## BEGIN EXERCISE INPUTS
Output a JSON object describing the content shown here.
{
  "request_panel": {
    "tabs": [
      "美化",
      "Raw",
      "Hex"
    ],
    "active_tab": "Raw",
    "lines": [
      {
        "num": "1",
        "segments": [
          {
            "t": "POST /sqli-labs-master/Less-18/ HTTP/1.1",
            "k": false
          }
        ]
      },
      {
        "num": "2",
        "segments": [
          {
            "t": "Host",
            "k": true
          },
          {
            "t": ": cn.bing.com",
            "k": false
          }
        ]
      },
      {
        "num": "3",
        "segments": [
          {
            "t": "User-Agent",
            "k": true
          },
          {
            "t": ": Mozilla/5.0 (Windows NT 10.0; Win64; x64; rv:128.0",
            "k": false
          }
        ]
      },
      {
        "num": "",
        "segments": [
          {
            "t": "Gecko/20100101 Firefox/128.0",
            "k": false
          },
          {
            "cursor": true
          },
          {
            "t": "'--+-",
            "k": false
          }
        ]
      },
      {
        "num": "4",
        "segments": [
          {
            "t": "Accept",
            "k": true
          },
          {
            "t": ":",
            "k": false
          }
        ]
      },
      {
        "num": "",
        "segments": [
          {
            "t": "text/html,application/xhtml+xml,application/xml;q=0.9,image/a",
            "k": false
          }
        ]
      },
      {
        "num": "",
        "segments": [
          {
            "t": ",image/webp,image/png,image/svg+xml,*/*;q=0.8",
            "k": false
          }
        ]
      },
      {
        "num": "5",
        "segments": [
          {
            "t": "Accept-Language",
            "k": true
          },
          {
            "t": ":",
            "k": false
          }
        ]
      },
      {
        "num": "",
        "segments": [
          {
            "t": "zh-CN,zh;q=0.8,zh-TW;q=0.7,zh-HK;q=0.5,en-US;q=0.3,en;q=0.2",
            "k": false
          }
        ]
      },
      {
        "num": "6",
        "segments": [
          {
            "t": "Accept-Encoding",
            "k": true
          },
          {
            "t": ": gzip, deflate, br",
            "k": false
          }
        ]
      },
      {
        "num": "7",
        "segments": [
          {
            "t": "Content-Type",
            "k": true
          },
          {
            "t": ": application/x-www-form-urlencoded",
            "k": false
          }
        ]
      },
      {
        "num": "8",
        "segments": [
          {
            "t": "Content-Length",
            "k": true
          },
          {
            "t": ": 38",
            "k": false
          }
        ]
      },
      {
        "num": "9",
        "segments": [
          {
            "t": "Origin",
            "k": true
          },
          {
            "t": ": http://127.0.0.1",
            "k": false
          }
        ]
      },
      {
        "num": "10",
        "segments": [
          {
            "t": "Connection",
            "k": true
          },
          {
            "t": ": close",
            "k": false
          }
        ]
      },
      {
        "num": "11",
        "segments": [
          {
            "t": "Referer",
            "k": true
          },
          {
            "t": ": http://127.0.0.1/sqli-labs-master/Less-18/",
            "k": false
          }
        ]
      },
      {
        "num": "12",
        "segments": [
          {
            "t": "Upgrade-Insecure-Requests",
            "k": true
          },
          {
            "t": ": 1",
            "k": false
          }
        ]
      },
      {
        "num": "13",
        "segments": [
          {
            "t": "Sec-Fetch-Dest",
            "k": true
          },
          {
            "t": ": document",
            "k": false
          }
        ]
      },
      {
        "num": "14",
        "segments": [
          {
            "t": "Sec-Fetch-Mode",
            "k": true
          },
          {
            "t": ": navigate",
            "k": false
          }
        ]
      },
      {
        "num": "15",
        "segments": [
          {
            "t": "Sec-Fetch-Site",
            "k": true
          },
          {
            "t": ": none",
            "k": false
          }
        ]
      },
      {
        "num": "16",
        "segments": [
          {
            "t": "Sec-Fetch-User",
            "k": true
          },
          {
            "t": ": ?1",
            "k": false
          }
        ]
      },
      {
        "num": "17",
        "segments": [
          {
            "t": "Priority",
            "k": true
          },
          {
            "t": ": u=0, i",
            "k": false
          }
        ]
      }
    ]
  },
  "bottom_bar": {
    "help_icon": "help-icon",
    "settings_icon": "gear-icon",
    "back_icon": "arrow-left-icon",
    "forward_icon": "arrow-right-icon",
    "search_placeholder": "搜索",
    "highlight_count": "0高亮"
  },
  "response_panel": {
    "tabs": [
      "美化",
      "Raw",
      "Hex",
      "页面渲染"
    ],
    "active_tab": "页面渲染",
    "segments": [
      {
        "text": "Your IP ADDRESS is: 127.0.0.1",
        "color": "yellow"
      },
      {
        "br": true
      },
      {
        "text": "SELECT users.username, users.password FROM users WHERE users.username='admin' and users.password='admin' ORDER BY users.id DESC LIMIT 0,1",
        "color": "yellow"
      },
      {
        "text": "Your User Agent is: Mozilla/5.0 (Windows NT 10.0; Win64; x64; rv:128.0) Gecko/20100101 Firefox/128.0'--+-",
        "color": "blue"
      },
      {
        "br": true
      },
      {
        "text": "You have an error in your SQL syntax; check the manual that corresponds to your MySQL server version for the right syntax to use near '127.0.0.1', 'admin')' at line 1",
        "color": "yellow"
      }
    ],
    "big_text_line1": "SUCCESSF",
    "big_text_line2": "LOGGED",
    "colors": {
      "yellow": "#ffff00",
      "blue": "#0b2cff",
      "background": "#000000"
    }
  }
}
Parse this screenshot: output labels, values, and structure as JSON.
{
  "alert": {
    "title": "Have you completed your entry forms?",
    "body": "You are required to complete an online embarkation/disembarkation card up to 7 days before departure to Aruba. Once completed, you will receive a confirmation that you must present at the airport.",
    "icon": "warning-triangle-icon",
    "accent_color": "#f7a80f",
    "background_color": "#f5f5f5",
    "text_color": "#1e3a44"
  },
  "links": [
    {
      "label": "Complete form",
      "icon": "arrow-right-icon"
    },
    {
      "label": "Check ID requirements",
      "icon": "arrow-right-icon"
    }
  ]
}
## END EXERCISE INPUTS
Each record must be repeated exactly as it is.

RESULT.
Output a JSON object describing the content shown here.
{
  "request_panel": {
    "tabs": [
      "美化",
      "Raw",
      "Hex"
    ],
    "active_tab": "Raw",
    "lines": [
      {
        "num": "1",
        "segments": [
          {
            "t": "POST /sqli-labs-master/Less-18/ HTTP/1.1",
            "k": false
          }
        ]
      },
      {
        "num": "2",
        "segments": [
          {
            "t": "Host",
            "k": true
          },
          {
            "t": ": cn.bing.com",
            "k": false
          }
        ]
      },
      {
        "num": "3",
        "segments": [
          {
            "t": "User-Agent",
            "k": true
          },
          {
            "t": ": Mozilla/5.0 (Windows NT 10.0; Win64; x64; rv:128.0",
            "k": false
          }
        ]
      },
      {
        "num": "",
        "segments": [
          {
            "t": "Gecko/20100101 Firefox/128.0",
            "k": false
          },
          {
            "cursor": true
          },
          {
            "t": "'--+-",
            "k": false
          }
        ]
      },
      {
        "num": "4",
        "segments": [
          {
            "t": "Accept",
            "k": true
          },
          {
            "t": ":",
            "k": false
          }
        ]
      },
      {
        "num": "",
        "segments": [
          {
            "t": "text/html,application/xhtml+xml,application/xml;q=0.9,image/a",
            "k": false
          }
        ]
      },
      {
        "num": "",
        "segments": [
          {
            "t": ",image/webp,image/png,image/svg+xml,*/*;q=0.8",
            "k": false
          }
        ]
      },
      {
        "num": "5",
        "segments": [
          {
            "t": "Accept-Language",
            "k": true
          },
          {
            "t": ":",
            "k": false
          }
        ]
      },
      {
        "num": "",
        "segments": [
          {
            "t": "zh-CN,zh;q=0.8,zh-TW;q=0.7,zh-HK;q=0.5,en-US;q=0.3,en;q=0.2",
            "k": false
          }
        ]
      },
      {
        "num": "6",
        "segments": [
          {
            "t": "Accept-Encoding",
            "k": true
          },
          {
            "t": ": gzip, deflate, br",
            "k": false
          }
        ]
      },
      {
        "num": "7",
        "segments": [
          {
            "t": "Content-Type",
            "k": true
          },
          {
            "t": ": application/x-www-form-urlencoded",
            "k": false
          }
        ]
      },
      {
        "num": "8",
        "segments": [
          {
            "t": "Content-Length",
            "k": true
          },
          {
            "t": ": 38",
            "k": false
          }
        ]
      },
      {
        "num": "9",
        "segments": [
          {
            "t": "Origin",
            "k": true
          },
          {
            "t": ": http://127.0.0.1",
            "k": false
          }
        ]
      },
      {
        "num": "10",
        "segments": [
          {
            "t": "Connection",
            "k": true
          },
          {
            "t": ": close",
            "k": false
          }
        ]
      },
      {
        "num": "11",
        "segments": [
          {
            "t": "Referer",
            "k": true
          },
          {
            "t": ": http://127.0.0.1/sqli-labs-master/Less-18/",
            "k": false
          }
        ]
      },
      {
        "num": "12",
        "segments": [
          {
            "t": "Upgrade-Insecure-Requests",
            "k": true
          },
          {
            "t": ": 1",
            "k": false
          }
        ]
      },
      {
        "num": "13",
        "segments": [
          {
            "t": "Sec-Fetch-Dest",
            "k": true
          },
          {
            "t": ": document",
            "k": false
          }
        ]
      },
      {
        "num": "14",
        "segments": [
          {
            "t": "Sec-Fetch-Mode",
            "k": true
          },
          {
            "t": ": navigate",
            "k": false
          }
        ]
      },
      {
        "num": "15",
        "segments": [
          {
            "t": "Sec-Fetch-Site",
            "k": true
          },
          {
            "t": ": none",
            "k": false
          }
        ]
      },
      {
        "num": "16",
        "segments": [
          {
            "t": "Sec-Fetch-User",
            "k": true
          },
          {
            "t": ": ?1",
            "k": false
          }
        ]
      },
      {
        "num": "17",
        "segments": [
          {
            "t": "Priority",
            "k": true
          },
          {
            "t": ": u=0, i",
            "k": false
          }
        ]
      }
    ]
  },
  "bottom_bar": {
    "help_icon": "help-icon",
    "settings_icon": "gear-icon",
    "back_icon": "arrow-left-icon",
    "forward_icon": "arrow-right-icon",
    "search_placeholder": "搜索",
    "highlight_count": "0高亮"
  },
  "response_panel": {
    "tabs": [
      "美化",
      "Raw",
      "Hex",
      "页面渲染"
    ],
    "active_tab": "页面渲染",
    "segments": [
      {
        "text": "Your IP ADDRESS is: 127.0.0.1",
        "color": "yellow"
      },
      {
        "br": true
      },
      {
        "text": "SELECT users.username, users.password FROM users WHERE users.username='admin' and users.password='admin' ORDER BY users.id DESC LIMIT 0,1",
        "color": "yellow"
      },
      {
        "text": "Your User Agent is: Mozilla/5.0 (Windows NT 10.0; Win64; x64; rv:128.0) Gecko/20100101 Firefox/128.0'--+-",
        "color": "blue"
      },
      {
        "br": true
      },
      {
        "text": "You have an error in your SQL syntax; check the manual that corresponds to your MySQL server version for the right syntax to use near '127.0.0.1', 'admin')' at line 1",
        "color": "yellow"
      }
    ],
    "big_text_line1": "SUCCESSF",
    "big_text_line2": "LOGGED",
    "colors": {
      "yellow": "#ffff00",
      "blue": "#0b2cff",
      "background": "#000000"
    }
  }
}
Parse this screenshot: output labels, values, and structure as JSON.
{
  "alert": {
    "title": "Have you completed your entry forms?",
    "body": "You are required to complete an online embarkation/disembarkation card up to 7 days before departure to Aruba. Once completed, you will receive a confirmation that you must present at the airport.",
    "icon": "warning-triangle-icon",
    "accent_color": "#f7a80f",
    "background_color": "#f5f5f5",
    "text_color": "#1e3a44"
  },
  "links": [
    {
      "label": "Complete form",
      "icon": "arrow-right-icon"
    },
    {
      "label": "Check ID requirements",
      "icon": "arrow-right-icon"
    }
  ]
}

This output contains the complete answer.